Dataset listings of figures
● ● ●

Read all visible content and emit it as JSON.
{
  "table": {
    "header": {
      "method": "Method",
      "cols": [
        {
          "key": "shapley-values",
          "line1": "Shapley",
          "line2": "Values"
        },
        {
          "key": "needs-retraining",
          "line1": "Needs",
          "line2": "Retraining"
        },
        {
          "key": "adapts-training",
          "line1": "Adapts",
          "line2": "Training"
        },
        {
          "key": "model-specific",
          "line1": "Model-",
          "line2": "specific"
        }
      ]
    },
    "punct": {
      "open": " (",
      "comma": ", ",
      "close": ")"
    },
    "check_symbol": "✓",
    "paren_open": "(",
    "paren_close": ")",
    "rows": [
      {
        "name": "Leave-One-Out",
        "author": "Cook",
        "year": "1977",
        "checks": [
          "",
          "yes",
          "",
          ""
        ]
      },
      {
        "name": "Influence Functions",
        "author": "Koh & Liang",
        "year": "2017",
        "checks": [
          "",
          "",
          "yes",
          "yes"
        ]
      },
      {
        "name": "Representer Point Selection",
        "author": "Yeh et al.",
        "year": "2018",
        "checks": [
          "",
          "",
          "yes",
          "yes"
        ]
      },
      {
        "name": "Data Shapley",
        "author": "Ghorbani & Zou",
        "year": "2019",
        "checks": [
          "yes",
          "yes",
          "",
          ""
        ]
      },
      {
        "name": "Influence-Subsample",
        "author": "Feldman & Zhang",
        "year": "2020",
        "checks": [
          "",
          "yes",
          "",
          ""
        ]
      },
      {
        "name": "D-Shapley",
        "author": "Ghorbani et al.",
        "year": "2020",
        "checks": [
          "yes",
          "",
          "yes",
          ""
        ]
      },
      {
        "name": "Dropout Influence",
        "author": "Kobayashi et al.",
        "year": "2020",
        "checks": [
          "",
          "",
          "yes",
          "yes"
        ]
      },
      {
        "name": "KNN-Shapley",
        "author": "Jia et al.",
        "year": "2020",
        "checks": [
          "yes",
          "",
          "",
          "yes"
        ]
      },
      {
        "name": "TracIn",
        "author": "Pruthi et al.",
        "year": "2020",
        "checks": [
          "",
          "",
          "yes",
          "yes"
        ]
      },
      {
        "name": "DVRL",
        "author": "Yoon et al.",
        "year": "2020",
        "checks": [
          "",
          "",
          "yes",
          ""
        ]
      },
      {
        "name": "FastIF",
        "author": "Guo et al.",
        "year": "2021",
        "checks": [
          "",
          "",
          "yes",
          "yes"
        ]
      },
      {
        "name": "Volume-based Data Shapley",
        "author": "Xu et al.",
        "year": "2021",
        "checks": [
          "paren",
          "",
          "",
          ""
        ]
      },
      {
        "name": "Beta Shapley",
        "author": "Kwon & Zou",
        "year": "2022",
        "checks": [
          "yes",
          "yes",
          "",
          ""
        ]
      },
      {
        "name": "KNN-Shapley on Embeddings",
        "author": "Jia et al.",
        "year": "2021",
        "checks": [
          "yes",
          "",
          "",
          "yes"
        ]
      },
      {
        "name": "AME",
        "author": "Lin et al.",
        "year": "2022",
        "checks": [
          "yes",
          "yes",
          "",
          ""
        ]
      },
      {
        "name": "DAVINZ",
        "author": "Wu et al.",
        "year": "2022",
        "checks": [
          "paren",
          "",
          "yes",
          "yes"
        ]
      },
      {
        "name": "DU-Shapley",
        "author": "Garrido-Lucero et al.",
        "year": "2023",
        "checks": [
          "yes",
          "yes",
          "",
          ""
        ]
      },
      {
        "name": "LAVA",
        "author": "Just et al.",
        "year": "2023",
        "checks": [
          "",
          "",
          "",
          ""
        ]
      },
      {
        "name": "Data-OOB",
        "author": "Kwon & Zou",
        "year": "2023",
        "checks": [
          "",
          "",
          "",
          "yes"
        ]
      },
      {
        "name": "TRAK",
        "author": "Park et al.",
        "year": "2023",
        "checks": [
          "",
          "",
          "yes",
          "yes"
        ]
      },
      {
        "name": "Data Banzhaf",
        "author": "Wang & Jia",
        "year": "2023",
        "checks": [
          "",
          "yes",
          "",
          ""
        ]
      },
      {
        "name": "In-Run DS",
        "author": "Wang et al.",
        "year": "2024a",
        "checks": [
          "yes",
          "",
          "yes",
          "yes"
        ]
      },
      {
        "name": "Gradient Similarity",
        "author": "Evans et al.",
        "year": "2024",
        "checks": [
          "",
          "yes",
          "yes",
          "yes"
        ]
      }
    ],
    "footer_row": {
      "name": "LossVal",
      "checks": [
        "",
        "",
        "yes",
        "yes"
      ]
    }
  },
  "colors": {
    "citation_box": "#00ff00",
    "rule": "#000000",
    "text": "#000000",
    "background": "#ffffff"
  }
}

● ● ●

Every line above should be printed again exactly as it stands.

Read all visible content and emit it as JSON.
{
  "table": {
    "header": {
      "method": "Method",
      "cols": [
        {
          "key": "shapley-values",
          "line1": "Shapley",
          "line2": "Values"
        },
        {
          "key": "needs-retraining",
          "line1": "Needs",
          "line2": "Retraining"
        },
        {
          "key": "adapts-training",
          "line1": "Adapts",
          "line2": "Training"
        },
        {
          "key": "model-specific",
          "line1": "Model-",
          "line2": "specific"
        }
      ]
    },
    "punct": {
      "open": " (",
      "comma": ", ",
      "close": ")"
    },
    "check_symbol": "✓",
    "paren_open": "(",
    "paren_close": ")",
    "rows": [
      {
        "name": "Leave-One-Out",
        "author": "Cook",
        "year": "1977",
        "checks": [
          "",
          "yes",
          "",
          ""
        ]
      },
      {
        "name": "Influence Functions",
        "author": "Koh & Liang",
        "year": "2017",
        "checks": [
          "",
          "",
          "yes",
          "yes"
        ]
      },
      {
        "name": "Representer Point Selection",
        "author": "Yeh et al.",
        "year": "2018",
        "checks": [
          "",
          "",
          "yes",
          "yes"
        ]
      },
      {
        "name": "Data Shapley",
        "author": "Ghorbani & Zou",
        "year": "2019",
        "checks": [
          "yes",
          "yes",
          "",
          ""
        ]
      },
      {
        "name": "Influence-Subsample",
        "author": "Feldman & Zhang",
        "year": "2020",
        "checks": [
          "",
          "yes",
          "",
          ""
        ]
      },
      {
        "name": "D-Shapley",
        "author": "Ghorbani et al.",
        "year": "2020",
        "checks": [
          "yes",
          "",
          "yes",
          ""
        ]
      },
      {
        "name": "Dropout Influence",
        "author": "Kobayashi et al.",
        "year": "2020",
        "checks": [
          "",
          "",
          "yes",
          "yes"
        ]
      },
      {
        "name": "KNN-Shapley",
        "author": "Jia et al.",
        "year": "2020",
        "checks": [
          "yes",
          "",
          "",
          "yes"
        ]
      },
      {
        "name": "TracIn",
        "author": "Pruthi et al.",
        "year": "2020",
        "checks": [
          "",
          "",
          "yes",
          "yes"
        ]
      },
      {
        "name": "DVRL",
        "author": "Yoon et al.",
        "year": "2020",
        "checks": [
          "",
          "",
          "yes",
          ""
        ]
      },
      {
        "name": "FastIF",
        "author": "Guo et al.",
        "year": "2021",
        "checks": [
          "",
          "",
          "yes",
          "yes"
        ]
      },
      {
        "name": "Volume-based Data Shapley",
        "author": "Xu et al.",
        "year": "2021",
        "checks": [
          "paren",
          "",
          "",
          ""
        ]
      },
      {
        "name": "Beta Shapley",
        "author": "Kwon & Zou",
        "year": "2022",
        "checks": [
          "yes",
          "yes",
          "",
          ""
        ]
      },
      {
        "name": "KNN-Shapley on Embeddings",
        "author": "Jia et al.",
        "year": "2021",
        "checks": [
          "yes",
          "",
          "",
          "yes"
        ]
      },
      {
        "name": "AME",
        "author": "Lin et al.",
        "year": "2022",
        "checks": [
          "yes",
          "yes",
          "",
          ""
        ]
      },
      {
        "name": "DAVINZ",
        "author": "Wu et al.",
        "year": "2022",
        "checks": [
          "paren",
          "",
          "yes",
          "yes"
        ]
      },
      {
        "name": "DU-Shapley",
        "author": "Garrido-Lucero et al.",
        "year": "2023",
        "checks": [
          "yes",
          "yes",
          "",
          ""
        ]
      },
      {
        "name": "LAVA",
        "author": "Just et al.",
        "year": "2023",
        "checks": [
          "",
          "",
          "",
          ""
        ]
      },
      {
        "name": "Data-OOB",
        "author": "Kwon & Zou",
        "year": "2023",
        "checks": [
          "",
          "",
          "",
          "yes"
        ]
      },
      {
        "name": "TRAK",
        "author": "Park et al.",
        "year": "2023",
        "checks": [
          "",
          "",
          "yes",
          "yes"
        ]
      },
      {
        "name": "Data Banzhaf",
        "author": "Wang & Jia",
        "year": "2023",
        "checks": [
          "",
          "yes",
          "",
          ""
        ]
      },
      {
        "name": "In-Run DS",
        "author": "Wang et al.",
        "year": "2024a",
        "checks": [
          "yes",
          "",
          "yes",
          "yes"
        ]
      },
      {
        "name": "Gradient Similarity",
        "author": "Evans et al.",
        "year": "2024",
        "checks": [
          "",
          "yes",
          "yes",
          "yes"
        ]
      }
    ],
    "footer_row": {
      "name": "LossVal",
      "checks": [
        "",
        "",
        "yes",
        "yes"
      ]
    }
  },
  "colors": {
    "citation_box": "#00ff00",
    "rule": "#000000",
    "text": "#000000",
    "background": "#ffffff"
  }
}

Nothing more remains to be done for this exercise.